— START —

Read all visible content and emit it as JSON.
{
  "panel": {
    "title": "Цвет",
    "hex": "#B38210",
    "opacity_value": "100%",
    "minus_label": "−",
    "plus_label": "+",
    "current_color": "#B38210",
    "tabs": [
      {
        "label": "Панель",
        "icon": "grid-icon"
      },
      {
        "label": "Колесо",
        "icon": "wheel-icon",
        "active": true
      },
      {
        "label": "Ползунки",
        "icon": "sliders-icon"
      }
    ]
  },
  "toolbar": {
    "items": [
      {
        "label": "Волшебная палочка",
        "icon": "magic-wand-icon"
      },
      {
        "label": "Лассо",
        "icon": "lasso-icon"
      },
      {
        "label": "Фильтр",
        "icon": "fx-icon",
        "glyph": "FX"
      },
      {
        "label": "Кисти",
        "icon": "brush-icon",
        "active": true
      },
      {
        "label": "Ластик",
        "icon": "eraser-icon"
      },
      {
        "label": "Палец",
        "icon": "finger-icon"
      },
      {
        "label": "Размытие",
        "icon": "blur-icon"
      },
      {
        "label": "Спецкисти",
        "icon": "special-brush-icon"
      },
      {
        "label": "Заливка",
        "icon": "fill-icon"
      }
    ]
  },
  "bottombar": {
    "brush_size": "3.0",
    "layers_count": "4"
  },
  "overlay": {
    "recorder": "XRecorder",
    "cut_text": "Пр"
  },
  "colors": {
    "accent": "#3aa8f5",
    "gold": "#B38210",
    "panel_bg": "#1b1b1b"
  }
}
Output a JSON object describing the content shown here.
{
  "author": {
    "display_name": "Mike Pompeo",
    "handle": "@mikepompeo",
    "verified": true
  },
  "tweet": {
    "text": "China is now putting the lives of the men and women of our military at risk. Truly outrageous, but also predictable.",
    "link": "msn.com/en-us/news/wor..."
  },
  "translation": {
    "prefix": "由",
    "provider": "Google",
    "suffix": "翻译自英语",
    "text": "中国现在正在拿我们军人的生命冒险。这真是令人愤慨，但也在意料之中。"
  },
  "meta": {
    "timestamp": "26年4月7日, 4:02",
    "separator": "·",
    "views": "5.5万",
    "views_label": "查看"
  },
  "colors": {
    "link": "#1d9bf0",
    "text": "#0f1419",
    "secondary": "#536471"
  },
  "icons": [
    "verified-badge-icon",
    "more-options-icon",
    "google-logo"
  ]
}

— END —
— START —

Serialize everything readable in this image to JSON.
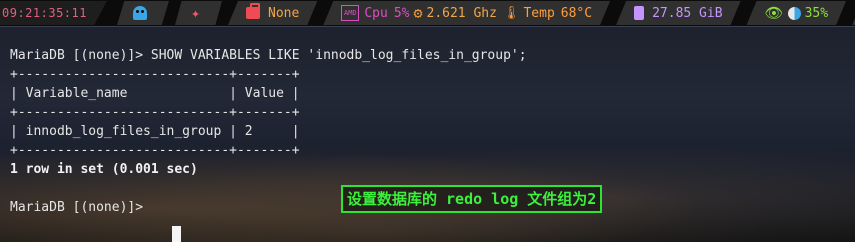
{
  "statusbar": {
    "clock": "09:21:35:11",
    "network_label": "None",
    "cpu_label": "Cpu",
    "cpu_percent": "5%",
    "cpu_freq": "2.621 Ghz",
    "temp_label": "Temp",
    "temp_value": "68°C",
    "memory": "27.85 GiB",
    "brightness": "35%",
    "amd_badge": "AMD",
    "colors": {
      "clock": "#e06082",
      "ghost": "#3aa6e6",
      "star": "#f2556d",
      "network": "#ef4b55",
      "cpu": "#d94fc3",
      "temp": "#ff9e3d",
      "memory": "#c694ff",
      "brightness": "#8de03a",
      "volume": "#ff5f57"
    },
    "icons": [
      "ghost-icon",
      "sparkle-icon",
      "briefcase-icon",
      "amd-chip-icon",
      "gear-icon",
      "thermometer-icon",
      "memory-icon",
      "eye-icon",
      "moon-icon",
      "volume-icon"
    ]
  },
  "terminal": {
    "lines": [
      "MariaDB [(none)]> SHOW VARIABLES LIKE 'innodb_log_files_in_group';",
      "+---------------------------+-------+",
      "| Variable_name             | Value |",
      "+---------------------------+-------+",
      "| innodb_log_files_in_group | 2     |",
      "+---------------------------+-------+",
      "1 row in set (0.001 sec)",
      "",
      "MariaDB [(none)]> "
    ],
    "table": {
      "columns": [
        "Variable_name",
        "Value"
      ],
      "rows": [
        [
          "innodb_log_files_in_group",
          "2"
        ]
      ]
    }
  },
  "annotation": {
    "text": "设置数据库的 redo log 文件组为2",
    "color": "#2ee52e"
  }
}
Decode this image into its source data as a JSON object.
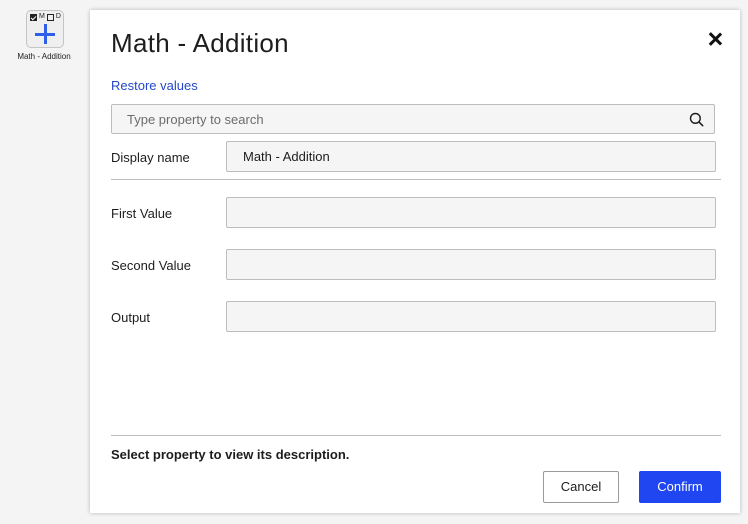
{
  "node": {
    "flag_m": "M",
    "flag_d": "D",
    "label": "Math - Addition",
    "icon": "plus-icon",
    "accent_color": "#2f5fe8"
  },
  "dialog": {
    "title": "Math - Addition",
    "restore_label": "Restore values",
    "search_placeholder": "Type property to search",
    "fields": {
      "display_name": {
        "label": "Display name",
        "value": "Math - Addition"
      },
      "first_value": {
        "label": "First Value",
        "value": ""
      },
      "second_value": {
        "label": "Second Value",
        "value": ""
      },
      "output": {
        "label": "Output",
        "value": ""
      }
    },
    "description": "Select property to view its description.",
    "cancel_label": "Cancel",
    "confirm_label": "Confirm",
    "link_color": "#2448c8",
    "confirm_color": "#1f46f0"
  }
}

— END —
— START —

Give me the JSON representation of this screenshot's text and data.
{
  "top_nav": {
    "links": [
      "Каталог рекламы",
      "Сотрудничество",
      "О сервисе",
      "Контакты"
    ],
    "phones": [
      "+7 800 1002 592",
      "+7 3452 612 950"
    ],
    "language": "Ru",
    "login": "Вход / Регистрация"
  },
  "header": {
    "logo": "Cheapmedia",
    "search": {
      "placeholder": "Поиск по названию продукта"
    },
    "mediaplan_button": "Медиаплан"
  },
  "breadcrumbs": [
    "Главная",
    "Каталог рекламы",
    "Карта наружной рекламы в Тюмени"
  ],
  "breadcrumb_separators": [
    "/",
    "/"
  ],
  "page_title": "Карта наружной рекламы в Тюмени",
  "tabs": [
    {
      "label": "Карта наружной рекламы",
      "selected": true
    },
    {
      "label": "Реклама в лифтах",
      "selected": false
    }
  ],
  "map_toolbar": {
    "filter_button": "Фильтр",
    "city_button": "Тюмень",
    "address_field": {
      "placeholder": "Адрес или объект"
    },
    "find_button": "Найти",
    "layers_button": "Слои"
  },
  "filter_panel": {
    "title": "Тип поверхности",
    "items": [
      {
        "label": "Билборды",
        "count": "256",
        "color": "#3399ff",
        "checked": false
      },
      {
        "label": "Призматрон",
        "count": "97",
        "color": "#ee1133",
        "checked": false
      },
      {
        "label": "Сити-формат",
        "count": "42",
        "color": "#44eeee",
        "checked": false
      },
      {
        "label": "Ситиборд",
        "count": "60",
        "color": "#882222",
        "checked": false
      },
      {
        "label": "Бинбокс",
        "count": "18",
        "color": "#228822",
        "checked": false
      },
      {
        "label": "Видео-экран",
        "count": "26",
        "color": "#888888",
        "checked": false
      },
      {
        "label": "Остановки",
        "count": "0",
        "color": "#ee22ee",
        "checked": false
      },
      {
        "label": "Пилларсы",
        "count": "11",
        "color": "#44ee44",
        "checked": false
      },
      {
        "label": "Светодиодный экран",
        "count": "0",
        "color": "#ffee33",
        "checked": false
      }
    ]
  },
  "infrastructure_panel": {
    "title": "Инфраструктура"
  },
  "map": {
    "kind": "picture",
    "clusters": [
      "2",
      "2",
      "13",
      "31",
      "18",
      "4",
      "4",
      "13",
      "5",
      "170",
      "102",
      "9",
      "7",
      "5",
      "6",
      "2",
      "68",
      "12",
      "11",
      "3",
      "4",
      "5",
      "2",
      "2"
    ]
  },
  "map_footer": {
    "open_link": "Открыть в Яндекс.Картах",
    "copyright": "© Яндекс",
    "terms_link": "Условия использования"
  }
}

— END —

◆ Instructions to follow ◆
Go through the lines above. Select every one that has the string "search".

◆ Reply ◆
    "search_placeholder": "Type property to search",
    "search": {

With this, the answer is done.